** begin **
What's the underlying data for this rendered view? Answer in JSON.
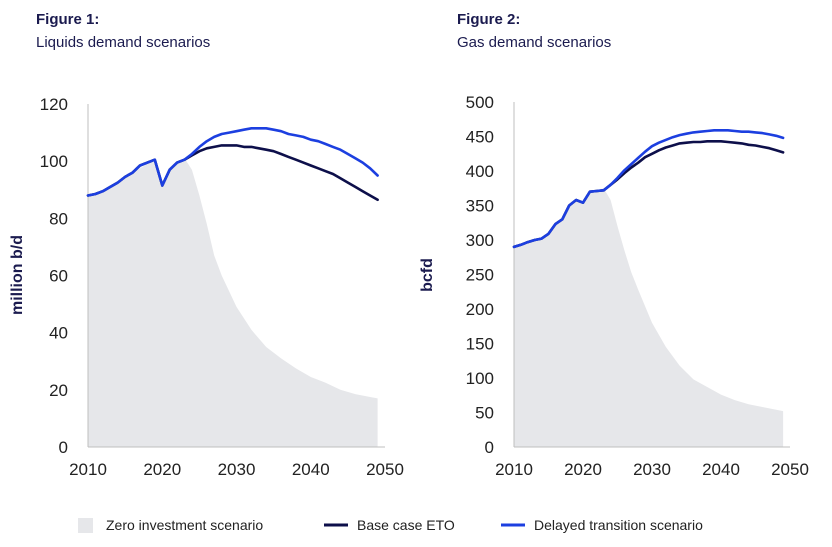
{
  "legend": [
    {
      "label": "Zero investment scenario",
      "color": "#e6e7ea",
      "kind": "area"
    },
    {
      "label": "Base case ETO",
      "color": "#0d0f4a",
      "kind": "line"
    },
    {
      "label": "Delayed transition scenario",
      "color": "#1c3fe0",
      "kind": "line"
    }
  ],
  "chart_data": [
    {
      "type": "line",
      "title": "Figure 1:",
      "subtitle": "Liquids demand scenarios",
      "ylabel": "million b/d",
      "xlabel": "",
      "xlim": [
        2010,
        2050
      ],
      "ylim": [
        0,
        120
      ],
      "xticks": [
        2010,
        2020,
        2030,
        2040,
        2050
      ],
      "yticks": [
        0,
        20,
        40,
        60,
        80,
        100,
        120
      ],
      "grid": false,
      "legend_position": "bottom",
      "area": {
        "name": "Zero investment scenario",
        "x": [
          2010,
          2012,
          2014,
          2016,
          2018,
          2019,
          2020,
          2021,
          2022,
          2023,
          2024,
          2025,
          2026,
          2027,
          2028,
          2030,
          2032,
          2034,
          2036,
          2038,
          2040,
          2042,
          2044,
          2046,
          2048,
          2049
        ],
        "values": [
          88,
          89,
          92,
          96,
          99,
          100.5,
          91.5,
          97,
          100,
          101,
          97,
          88,
          78,
          67,
          60,
          49,
          41,
          35,
          31,
          27.5,
          24.5,
          22.5,
          20,
          18.5,
          17.5,
          17
        ]
      },
      "series": [
        {
          "name": "Base case ETO",
          "color": "#0d0f4a",
          "x": [
            2010,
            2011,
            2012,
            2013,
            2014,
            2015,
            2016,
            2017,
            2018,
            2019,
            2020,
            2021,
            2022,
            2023,
            2024,
            2025,
            2026,
            2027,
            2028,
            2029,
            2030,
            2031,
            2032,
            2033,
            2034,
            2035,
            2036,
            2037,
            2038,
            2039,
            2040,
            2041,
            2042,
            2043,
            2044,
            2045,
            2046,
            2047,
            2048,
            2049
          ],
          "values": [
            88,
            88.5,
            89.5,
            91,
            92.5,
            94.5,
            96,
            98.5,
            99.5,
            100.5,
            91.5,
            97,
            99.5,
            100.5,
            102,
            103.5,
            104.5,
            105,
            105.5,
            105.5,
            105.5,
            105,
            105,
            104.5,
            104,
            103.5,
            102.5,
            101.5,
            100.5,
            99.5,
            98.5,
            97.5,
            96.5,
            95.5,
            94,
            92.5,
            91,
            89.5,
            88,
            86.5
          ]
        },
        {
          "name": "Delayed transition scenario",
          "color": "#1c3fe0",
          "x": [
            2010,
            2011,
            2012,
            2013,
            2014,
            2015,
            2016,
            2017,
            2018,
            2019,
            2020,
            2021,
            2022,
            2023,
            2024,
            2025,
            2026,
            2027,
            2028,
            2029,
            2030,
            2031,
            2032,
            2033,
            2034,
            2035,
            2036,
            2037,
            2038,
            2039,
            2040,
            2041,
            2042,
            2043,
            2044,
            2045,
            2046,
            2047,
            2048,
            2049
          ],
          "values": [
            88,
            88.5,
            89.5,
            91,
            92.5,
            94.5,
            96,
            98.5,
            99.5,
            100.5,
            91.5,
            97,
            99.5,
            100.5,
            102.5,
            105,
            107,
            108.5,
            109.5,
            110,
            110.5,
            111,
            111.5,
            111.5,
            111.5,
            111,
            110.5,
            109.5,
            109,
            108.5,
            107.5,
            107,
            106,
            105,
            104,
            102.5,
            101,
            99.5,
            97.5,
            95
          ]
        }
      ]
    },
    {
      "type": "line",
      "title": "Figure 2:",
      "subtitle": "Gas demand scenarios",
      "ylabel": "bcfd",
      "xlabel": "",
      "xlim": [
        2010,
        2050
      ],
      "ylim": [
        0,
        500
      ],
      "xticks": [
        2010,
        2020,
        2030,
        2040,
        2050
      ],
      "yticks": [
        0,
        50,
        100,
        150,
        200,
        250,
        300,
        350,
        400,
        450,
        500
      ],
      "grid": false,
      "legend_position": "bottom",
      "area": {
        "name": "Zero investment scenario",
        "x": [
          2010,
          2012,
          2014,
          2015,
          2016,
          2017,
          2018,
          2019,
          2020,
          2021,
          2022,
          2023,
          2024,
          2025,
          2026,
          2027,
          2028,
          2030,
          2032,
          2034,
          2036,
          2038,
          2040,
          2042,
          2044,
          2046,
          2048,
          2049
        ],
        "values": [
          290,
          297,
          302,
          309,
          323,
          330,
          350,
          358,
          354,
          370,
          372,
          375,
          358,
          320,
          285,
          253,
          228,
          180,
          145,
          118,
          98,
          87,
          76,
          68,
          62,
          58,
          54,
          52
        ]
      },
      "series": [
        {
          "name": "Base case ETO",
          "color": "#0d0f4a",
          "x": [
            2010,
            2011,
            2012,
            2013,
            2014,
            2015,
            2016,
            2017,
            2018,
            2019,
            2020,
            2021,
            2022,
            2023,
            2024,
            2025,
            2026,
            2027,
            2028,
            2029,
            2030,
            2031,
            2032,
            2033,
            2034,
            2035,
            2036,
            2037,
            2038,
            2039,
            2040,
            2041,
            2042,
            2043,
            2044,
            2045,
            2046,
            2047,
            2048,
            2049
          ],
          "values": [
            290,
            293,
            297,
            300,
            302,
            309,
            323,
            330,
            350,
            358,
            354,
            370,
            371,
            372,
            380,
            388,
            397,
            405,
            412,
            420,
            425,
            430,
            434,
            437,
            440,
            441,
            442,
            442,
            443,
            443,
            443,
            442,
            441,
            440,
            438,
            437,
            435,
            433,
            430,
            427
          ]
        },
        {
          "name": "Delayed transition scenario",
          "color": "#1c3fe0",
          "x": [
            2010,
            2011,
            2012,
            2013,
            2014,
            2015,
            2016,
            2017,
            2018,
            2019,
            2020,
            2021,
            2022,
            2023,
            2024,
            2025,
            2026,
            2027,
            2028,
            2029,
            2030,
            2031,
            2032,
            2033,
            2034,
            2035,
            2036,
            2037,
            2038,
            2039,
            2040,
            2041,
            2042,
            2043,
            2044,
            2045,
            2046,
            2047,
            2048,
            2049
          ],
          "values": [
            290,
            293,
            297,
            300,
            302,
            309,
            323,
            330,
            350,
            358,
            354,
            370,
            371,
            372,
            380,
            390,
            401,
            410,
            419,
            428,
            436,
            441,
            445,
            449,
            452,
            454,
            456,
            457,
            458,
            459,
            459,
            459,
            458,
            457,
            457,
            456,
            455,
            453,
            451,
            448
          ]
        }
      ]
    }
  ]
}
** end **
# Work required
All records should be output exactly, with the pictures left out.

# Output of the task
What's the underlying data for this rendered view? Answer in JSON.
{
  "legend": [
    {
      "label": "Zero investment scenario",
      "color": "#e6e7ea",
      "kind": "area"
    },
    {
      "label": "Base case ETO",
      "color": "#0d0f4a",
      "kind": "line"
    },
    {
      "label": "Delayed transition scenario",
      "color": "#1c3fe0",
      "kind": "line"
    }
  ],
  "chart_data": [
    {
      "type": "line",
      "title": "Figure 1:",
      "subtitle": "Liquids demand scenarios",
      "ylabel": "million b/d",
      "xlabel": "",
      "xlim": [
        2010,
        2050
      ],
      "ylim": [
        0,
        120
      ],
      "xticks": [
        2010,
        2020,
        2030,
        2040,
        2050
      ],
      "yticks": [
        0,
        20,
        40,
        60,
        80,
        100,
        120
      ],
      "grid": false,
      "legend_position": "bottom",
      "area": {
        "name": "Zero investment scenario",
        "x": [
          2010,
          2012,
          2014,
          2016,
          2018,
          2019,
          2020,
          2021,
          2022,
          2023,
          2024,
          2025,
          2026,
          2027,
          2028,
          2030,
          2032,
          2034,
          2036,
          2038,
          2040,
          2042,
          2044,
          2046,
          2048,
          2049
        ],
        "values": [
          88,
          89,
          92,
          96,
          99,
          100.5,
          91.5,
          97,
          100,
          101,
          97,
          88,
          78,
          67,
          60,
          49,
          41,
          35,
          31,
          27.5,
          24.5,
          22.5,
          20,
          18.5,
          17.5,
          17
        ]
      },
      "series": [
        {
          "name": "Base case ETO",
          "color": "#0d0f4a",
          "x": [
            2010,
            2011,
            2012,
            2013,
            2014,
            2015,
            2016,
            2017,
            2018,
            2019,
            2020,
            2021,
            2022,
            2023,
            2024,
            2025,
            2026,
            2027,
            2028,
            2029,
            2030,
            2031,
            2032,
            2033,
            2034,
            2035,
            2036,
            2037,
            2038,
            2039,
            2040,
            2041,
            2042,
            2043,
            2044,
            2045,
            2046,
            2047,
            2048,
            2049
          ],
          "values": [
            88,
            88.5,
            89.5,
            91,
            92.5,
            94.5,
            96,
            98.5,
            99.5,
            100.5,
            91.5,
            97,
            99.5,
            100.5,
            102,
            103.5,
            104.5,
            105,
            105.5,
            105.5,
            105.5,
            105,
            105,
            104.5,
            104,
            103.5,
            102.5,
            101.5,
            100.5,
            99.5,
            98.5,
            97.5,
            96.5,
            95.5,
            94,
            92.5,
            91,
            89.5,
            88,
            86.5
          ]
        },
        {
          "name": "Delayed transition scenario",
          "color": "#1c3fe0",
          "x": [
            2010,
            2011,
            2012,
            2013,
            2014,
            2015,
            2016,
            2017,
            2018,
            2019,
            2020,
            2021,
            2022,
            2023,
            2024,
            2025,
            2026,
            2027,
            2028,
            2029,
            2030,
            2031,
            2032,
            2033,
            2034,
            2035,
            2036,
            2037,
            2038,
            2039,
            2040,
            2041,
            2042,
            2043,
            2044,
            2045,
            2046,
            2047,
            2048,
            2049
          ],
          "values": [
            88,
            88.5,
            89.5,
            91,
            92.5,
            94.5,
            96,
            98.5,
            99.5,
            100.5,
            91.5,
            97,
            99.5,
            100.5,
            102.5,
            105,
            107,
            108.5,
            109.5,
            110,
            110.5,
            111,
            111.5,
            111.5,
            111.5,
            111,
            110.5,
            109.5,
            109,
            108.5,
            107.5,
            107,
            106,
            105,
            104,
            102.5,
            101,
            99.5,
            97.5,
            95
          ]
        }
      ]
    },
    {
      "type": "line",
      "title": "Figure 2:",
      "subtitle": "Gas demand scenarios",
      "ylabel": "bcfd",
      "xlabel": "",
      "xlim": [
        2010,
        2050
      ],
      "ylim": [
        0,
        500
      ],
      "xticks": [
        2010,
        2020,
        2030,
        2040,
        2050
      ],
      "yticks": [
        0,
        50,
        100,
        150,
        200,
        250,
        300,
        350,
        400,
        450,
        500
      ],
      "grid": false,
      "legend_position": "bottom",
      "area": {
        "name": "Zero investment scenario",
        "x": [
          2010,
          2012,
          2014,
          2015,
          2016,
          2017,
          2018,
          2019,
          2020,
          2021,
          2022,
          2023,
          2024,
          2025,
          2026,
          2027,
          2028,
          2030,
          2032,
          2034,
          2036,
          2038,
          2040,
          2042,
          2044,
          2046,
          2048,
          2049
        ],
        "values": [
          290,
          297,
          302,
          309,
          323,
          330,
          350,
          358,
          354,
          370,
          372,
          375,
          358,
          320,
          285,
          253,
          228,
          180,
          145,
          118,
          98,
          87,
          76,
          68,
          62,
          58,
          54,
          52
        ]
      },
      "series": [
        {
          "name": "Base case ETO",
          "color": "#0d0f4a",
          "x": [
            2010,
            2011,
            2012,
            2013,
            2014,
            2015,
            2016,
            2017,
            2018,
            2019,
            2020,
            2021,
            2022,
            2023,
            2024,
            2025,
            2026,
            2027,
            2028,
            2029,
            2030,
            2031,
            2032,
            2033,
            2034,
            2035,
            2036,
            2037,
            2038,
            2039,
            2040,
            2041,
            2042,
            2043,
            2044,
            2045,
            2046,
            2047,
            2048,
            2049
          ],
          "values": [
            290,
            293,
            297,
            300,
            302,
            309,
            323,
            330,
            350,
            358,
            354,
            370,
            371,
            372,
            380,
            388,
            397,
            405,
            412,
            420,
            425,
            430,
            434,
            437,
            440,
            441,
            442,
            442,
            443,
            443,
            443,
            442,
            441,
            440,
            438,
            437,
            435,
            433,
            430,
            427
          ]
        },
        {
          "name": "Delayed transition scenario",
          "color": "#1c3fe0",
          "x": [
            2010,
            2011,
            2012,
            2013,
            2014,
            2015,
            2016,
            2017,
            2018,
            2019,
            2020,
            2021,
            2022,
            2023,
            2024,
            2025,
            2026,
            2027,
            2028,
            2029,
            2030,
            2031,
            2032,
            2033,
            2034,
            2035,
            2036,
            2037,
            2038,
            2039,
            2040,
            2041,
            2042,
            2043,
            2044,
            2045,
            2046,
            2047,
            2048,
            2049
          ],
          "values": [
            290,
            293,
            297,
            300,
            302,
            309,
            323,
            330,
            350,
            358,
            354,
            370,
            371,
            372,
            380,
            390,
            401,
            410,
            419,
            428,
            436,
            441,
            445,
            449,
            452,
            454,
            456,
            457,
            458,
            459,
            459,
            459,
            458,
            457,
            457,
            456,
            455,
            453,
            451,
            448
          ]
        }
      ]
    }
  ]
}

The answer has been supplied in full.